- EXERCISE GOAL -
Tally the lines containing the word "ylabel", and report the tally alone.

- AVAILABLE RECORDS -
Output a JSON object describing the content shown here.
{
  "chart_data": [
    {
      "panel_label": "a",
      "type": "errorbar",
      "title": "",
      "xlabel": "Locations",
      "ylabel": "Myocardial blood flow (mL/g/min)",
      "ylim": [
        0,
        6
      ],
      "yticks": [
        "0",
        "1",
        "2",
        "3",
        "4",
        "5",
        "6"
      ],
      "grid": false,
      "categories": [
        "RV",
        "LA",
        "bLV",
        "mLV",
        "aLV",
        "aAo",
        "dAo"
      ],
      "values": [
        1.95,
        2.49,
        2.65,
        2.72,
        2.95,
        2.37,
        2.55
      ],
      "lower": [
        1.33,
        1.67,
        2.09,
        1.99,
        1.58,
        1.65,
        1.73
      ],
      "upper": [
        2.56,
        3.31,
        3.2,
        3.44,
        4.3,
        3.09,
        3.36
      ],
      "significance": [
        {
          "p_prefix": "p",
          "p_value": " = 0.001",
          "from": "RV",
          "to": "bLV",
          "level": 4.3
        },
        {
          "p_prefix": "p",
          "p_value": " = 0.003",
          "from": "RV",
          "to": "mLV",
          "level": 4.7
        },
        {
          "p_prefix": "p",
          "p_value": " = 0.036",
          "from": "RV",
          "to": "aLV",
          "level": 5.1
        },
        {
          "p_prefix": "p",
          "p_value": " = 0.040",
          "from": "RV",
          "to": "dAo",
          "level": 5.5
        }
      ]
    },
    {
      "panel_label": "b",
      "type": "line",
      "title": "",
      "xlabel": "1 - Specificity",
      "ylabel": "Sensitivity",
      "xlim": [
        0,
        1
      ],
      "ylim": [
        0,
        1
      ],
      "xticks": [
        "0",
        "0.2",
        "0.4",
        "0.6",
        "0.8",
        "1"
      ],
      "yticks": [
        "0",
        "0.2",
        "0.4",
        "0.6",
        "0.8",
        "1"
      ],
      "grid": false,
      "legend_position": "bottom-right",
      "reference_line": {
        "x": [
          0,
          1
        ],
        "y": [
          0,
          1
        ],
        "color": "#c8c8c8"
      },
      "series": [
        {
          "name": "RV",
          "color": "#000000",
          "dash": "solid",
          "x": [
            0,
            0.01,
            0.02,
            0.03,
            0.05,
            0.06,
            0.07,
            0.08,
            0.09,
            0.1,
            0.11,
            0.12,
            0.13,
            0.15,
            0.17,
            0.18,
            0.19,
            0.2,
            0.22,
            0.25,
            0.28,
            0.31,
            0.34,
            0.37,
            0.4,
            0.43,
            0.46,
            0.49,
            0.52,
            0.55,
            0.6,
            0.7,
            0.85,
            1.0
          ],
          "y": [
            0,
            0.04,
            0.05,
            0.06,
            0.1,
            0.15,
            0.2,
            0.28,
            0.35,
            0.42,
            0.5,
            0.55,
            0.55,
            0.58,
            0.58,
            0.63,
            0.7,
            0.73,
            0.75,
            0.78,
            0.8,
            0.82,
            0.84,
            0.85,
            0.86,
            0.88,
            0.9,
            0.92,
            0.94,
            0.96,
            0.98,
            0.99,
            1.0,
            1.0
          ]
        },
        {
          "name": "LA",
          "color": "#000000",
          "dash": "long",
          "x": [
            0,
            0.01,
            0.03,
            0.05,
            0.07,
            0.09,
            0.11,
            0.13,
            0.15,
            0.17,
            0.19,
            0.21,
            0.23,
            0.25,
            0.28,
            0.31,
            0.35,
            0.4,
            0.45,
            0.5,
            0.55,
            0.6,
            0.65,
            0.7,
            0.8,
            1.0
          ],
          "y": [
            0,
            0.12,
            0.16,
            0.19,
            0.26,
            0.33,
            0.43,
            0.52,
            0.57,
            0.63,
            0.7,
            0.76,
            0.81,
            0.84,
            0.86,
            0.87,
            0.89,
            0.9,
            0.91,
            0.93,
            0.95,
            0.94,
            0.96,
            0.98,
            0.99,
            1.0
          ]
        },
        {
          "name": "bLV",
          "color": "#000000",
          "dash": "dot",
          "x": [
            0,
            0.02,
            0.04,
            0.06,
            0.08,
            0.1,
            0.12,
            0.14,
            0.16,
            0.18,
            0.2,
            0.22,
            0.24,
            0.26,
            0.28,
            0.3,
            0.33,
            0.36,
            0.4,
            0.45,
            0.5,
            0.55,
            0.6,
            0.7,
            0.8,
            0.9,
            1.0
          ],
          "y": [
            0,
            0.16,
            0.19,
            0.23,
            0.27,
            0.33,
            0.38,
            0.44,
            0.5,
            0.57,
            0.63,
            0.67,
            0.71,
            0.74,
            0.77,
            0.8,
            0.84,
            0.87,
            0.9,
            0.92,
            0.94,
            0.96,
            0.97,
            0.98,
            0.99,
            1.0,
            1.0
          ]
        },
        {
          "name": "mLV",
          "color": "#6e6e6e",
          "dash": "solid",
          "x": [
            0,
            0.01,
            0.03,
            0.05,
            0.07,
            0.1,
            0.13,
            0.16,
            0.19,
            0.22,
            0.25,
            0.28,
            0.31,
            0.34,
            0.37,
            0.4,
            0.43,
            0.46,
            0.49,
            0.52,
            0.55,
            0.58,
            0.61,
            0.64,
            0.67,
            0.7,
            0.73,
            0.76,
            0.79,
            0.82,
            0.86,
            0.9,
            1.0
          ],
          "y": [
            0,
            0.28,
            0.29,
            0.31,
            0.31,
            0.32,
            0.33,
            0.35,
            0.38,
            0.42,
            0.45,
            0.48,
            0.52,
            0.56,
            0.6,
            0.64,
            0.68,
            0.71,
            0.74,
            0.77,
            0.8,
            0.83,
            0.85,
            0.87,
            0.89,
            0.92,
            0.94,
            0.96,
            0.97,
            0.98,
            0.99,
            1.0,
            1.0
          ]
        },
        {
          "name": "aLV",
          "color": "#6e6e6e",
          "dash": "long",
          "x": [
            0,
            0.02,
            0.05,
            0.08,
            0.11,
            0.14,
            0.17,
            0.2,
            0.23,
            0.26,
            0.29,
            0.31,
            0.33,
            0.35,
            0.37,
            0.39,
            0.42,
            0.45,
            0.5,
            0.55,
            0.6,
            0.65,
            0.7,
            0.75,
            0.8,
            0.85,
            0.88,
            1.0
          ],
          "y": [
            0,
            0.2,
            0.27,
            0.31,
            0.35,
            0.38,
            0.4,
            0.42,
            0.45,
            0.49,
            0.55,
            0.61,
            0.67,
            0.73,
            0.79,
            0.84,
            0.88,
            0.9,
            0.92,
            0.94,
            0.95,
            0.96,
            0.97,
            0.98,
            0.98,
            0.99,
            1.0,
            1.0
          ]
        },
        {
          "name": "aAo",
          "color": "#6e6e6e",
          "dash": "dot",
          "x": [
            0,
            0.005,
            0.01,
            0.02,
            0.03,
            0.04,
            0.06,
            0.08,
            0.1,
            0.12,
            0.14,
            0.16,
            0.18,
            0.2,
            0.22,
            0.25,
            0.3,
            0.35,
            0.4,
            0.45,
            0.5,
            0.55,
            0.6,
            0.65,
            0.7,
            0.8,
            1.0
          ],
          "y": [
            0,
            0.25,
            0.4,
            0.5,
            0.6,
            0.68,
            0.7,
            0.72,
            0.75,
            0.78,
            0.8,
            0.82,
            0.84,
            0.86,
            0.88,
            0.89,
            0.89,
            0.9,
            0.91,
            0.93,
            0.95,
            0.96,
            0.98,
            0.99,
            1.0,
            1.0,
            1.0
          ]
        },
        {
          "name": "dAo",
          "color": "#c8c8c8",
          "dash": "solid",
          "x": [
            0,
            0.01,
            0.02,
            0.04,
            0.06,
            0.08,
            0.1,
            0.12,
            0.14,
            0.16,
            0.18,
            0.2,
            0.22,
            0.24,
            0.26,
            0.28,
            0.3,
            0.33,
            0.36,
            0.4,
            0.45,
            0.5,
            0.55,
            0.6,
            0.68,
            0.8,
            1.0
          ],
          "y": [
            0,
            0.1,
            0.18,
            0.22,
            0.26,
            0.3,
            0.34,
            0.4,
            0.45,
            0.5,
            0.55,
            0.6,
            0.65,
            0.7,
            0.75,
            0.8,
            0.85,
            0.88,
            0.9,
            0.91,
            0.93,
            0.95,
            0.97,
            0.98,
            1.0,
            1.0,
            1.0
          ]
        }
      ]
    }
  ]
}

- CORRECT OUTPUT -
2